■ Supplied information
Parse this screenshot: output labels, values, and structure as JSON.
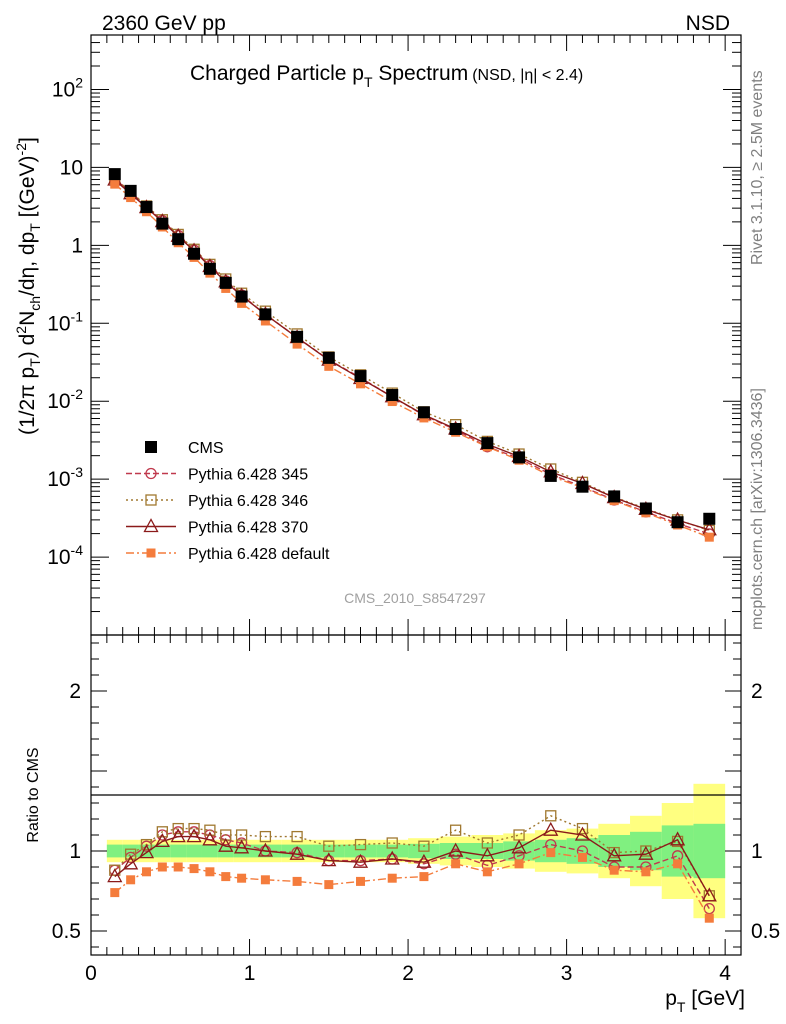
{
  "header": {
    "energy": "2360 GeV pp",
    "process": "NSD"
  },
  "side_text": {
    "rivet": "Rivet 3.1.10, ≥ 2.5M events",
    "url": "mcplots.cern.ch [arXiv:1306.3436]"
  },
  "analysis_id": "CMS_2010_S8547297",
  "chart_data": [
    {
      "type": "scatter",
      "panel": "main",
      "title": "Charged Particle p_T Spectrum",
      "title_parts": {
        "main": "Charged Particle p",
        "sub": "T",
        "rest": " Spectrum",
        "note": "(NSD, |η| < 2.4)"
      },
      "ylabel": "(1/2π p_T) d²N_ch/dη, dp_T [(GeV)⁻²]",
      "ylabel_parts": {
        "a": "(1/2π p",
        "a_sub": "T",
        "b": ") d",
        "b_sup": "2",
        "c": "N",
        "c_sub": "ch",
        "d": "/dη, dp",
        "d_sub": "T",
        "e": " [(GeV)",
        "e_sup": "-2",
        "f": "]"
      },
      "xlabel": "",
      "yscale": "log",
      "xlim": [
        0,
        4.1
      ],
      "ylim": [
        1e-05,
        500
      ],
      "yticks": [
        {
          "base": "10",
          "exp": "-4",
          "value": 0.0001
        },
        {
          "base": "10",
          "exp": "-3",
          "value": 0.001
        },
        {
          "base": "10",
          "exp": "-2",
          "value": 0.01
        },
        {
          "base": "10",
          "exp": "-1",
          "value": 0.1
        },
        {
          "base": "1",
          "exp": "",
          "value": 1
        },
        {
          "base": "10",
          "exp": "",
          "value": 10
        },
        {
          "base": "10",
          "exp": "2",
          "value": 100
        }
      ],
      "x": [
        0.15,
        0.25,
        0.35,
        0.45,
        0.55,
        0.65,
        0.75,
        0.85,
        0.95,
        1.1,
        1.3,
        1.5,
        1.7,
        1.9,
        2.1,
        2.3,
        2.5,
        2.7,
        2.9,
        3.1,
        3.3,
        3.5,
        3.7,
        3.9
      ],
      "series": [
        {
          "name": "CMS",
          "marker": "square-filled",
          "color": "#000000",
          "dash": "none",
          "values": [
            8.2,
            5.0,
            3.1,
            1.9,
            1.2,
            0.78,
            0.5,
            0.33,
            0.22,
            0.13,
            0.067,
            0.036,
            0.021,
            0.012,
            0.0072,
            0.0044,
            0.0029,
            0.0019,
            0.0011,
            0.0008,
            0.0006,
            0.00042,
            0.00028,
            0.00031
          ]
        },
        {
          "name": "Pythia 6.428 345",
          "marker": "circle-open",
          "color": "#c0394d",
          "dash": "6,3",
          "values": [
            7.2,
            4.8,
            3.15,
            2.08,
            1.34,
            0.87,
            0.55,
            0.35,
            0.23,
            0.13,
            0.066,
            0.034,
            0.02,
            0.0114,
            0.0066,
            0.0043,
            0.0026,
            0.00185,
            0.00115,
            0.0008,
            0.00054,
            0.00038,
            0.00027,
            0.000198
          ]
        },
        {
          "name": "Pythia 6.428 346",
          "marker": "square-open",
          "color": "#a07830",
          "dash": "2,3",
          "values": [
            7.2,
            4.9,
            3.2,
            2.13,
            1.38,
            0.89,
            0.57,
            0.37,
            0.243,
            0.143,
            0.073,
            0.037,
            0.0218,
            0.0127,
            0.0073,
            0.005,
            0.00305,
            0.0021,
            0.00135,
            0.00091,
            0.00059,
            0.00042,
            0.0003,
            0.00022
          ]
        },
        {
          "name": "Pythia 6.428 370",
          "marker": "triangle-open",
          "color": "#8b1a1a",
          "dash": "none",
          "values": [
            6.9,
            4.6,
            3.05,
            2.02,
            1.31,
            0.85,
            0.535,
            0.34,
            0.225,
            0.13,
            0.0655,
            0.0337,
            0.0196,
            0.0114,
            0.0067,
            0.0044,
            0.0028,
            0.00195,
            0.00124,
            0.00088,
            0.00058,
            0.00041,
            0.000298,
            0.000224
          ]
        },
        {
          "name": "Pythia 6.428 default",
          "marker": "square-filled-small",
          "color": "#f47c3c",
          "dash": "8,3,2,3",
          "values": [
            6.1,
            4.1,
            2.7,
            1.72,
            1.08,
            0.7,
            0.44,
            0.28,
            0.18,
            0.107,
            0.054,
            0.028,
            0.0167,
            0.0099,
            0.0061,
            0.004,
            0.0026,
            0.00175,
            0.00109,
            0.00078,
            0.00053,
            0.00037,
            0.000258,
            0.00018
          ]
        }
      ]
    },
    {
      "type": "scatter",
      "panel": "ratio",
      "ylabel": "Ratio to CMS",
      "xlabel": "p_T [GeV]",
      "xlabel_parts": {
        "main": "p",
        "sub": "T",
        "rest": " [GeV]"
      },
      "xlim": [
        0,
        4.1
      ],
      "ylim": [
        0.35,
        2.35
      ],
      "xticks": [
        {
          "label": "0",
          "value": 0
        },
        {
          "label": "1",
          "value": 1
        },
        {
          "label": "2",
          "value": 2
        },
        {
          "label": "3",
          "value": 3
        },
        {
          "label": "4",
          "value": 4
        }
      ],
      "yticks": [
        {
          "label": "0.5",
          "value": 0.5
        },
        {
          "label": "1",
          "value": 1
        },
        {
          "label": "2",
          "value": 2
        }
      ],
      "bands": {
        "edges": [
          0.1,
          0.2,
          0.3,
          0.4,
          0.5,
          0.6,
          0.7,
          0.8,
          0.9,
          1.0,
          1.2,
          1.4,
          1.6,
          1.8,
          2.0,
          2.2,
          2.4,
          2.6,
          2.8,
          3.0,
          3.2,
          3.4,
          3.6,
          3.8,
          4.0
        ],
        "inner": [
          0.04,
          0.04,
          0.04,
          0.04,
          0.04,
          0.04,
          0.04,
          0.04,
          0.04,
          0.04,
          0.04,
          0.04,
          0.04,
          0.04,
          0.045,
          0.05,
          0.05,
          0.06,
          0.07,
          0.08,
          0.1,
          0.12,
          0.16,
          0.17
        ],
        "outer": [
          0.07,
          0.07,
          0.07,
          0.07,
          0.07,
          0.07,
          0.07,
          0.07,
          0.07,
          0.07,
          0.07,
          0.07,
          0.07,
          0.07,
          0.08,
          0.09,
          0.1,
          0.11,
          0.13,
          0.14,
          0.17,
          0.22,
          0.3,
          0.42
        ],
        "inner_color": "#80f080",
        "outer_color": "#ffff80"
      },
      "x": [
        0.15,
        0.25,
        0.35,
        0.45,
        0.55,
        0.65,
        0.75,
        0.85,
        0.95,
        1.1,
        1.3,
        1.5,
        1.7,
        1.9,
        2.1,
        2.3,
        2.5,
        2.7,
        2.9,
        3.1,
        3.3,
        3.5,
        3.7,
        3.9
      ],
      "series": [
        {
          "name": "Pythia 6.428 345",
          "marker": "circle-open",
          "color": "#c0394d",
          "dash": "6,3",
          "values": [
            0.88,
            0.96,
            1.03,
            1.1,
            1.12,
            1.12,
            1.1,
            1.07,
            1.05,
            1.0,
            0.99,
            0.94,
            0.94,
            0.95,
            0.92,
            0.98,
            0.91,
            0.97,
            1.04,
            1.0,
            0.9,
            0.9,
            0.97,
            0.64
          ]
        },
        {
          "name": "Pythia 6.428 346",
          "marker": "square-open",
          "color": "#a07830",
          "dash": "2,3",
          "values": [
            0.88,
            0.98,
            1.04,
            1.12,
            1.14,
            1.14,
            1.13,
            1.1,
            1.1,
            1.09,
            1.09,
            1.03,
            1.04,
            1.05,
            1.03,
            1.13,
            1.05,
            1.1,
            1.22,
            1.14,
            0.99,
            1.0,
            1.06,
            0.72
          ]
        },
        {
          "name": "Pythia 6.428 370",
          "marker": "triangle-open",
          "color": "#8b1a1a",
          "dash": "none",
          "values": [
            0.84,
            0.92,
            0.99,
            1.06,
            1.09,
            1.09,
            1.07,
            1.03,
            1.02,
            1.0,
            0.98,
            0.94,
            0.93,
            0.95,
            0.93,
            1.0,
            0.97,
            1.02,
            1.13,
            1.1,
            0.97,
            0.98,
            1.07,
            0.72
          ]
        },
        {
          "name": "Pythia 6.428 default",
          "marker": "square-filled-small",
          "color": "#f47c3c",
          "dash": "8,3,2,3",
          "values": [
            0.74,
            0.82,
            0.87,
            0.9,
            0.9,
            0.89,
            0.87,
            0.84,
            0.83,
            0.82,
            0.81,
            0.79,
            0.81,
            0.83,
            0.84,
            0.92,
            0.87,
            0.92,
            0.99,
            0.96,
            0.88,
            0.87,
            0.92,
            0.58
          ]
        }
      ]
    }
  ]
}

■ Problem description
Pick out every line holding the string "Particle" and return it.

■ Response
      "title": "Charged Particle p_T Spectrum",
        "main": "Charged Particle p",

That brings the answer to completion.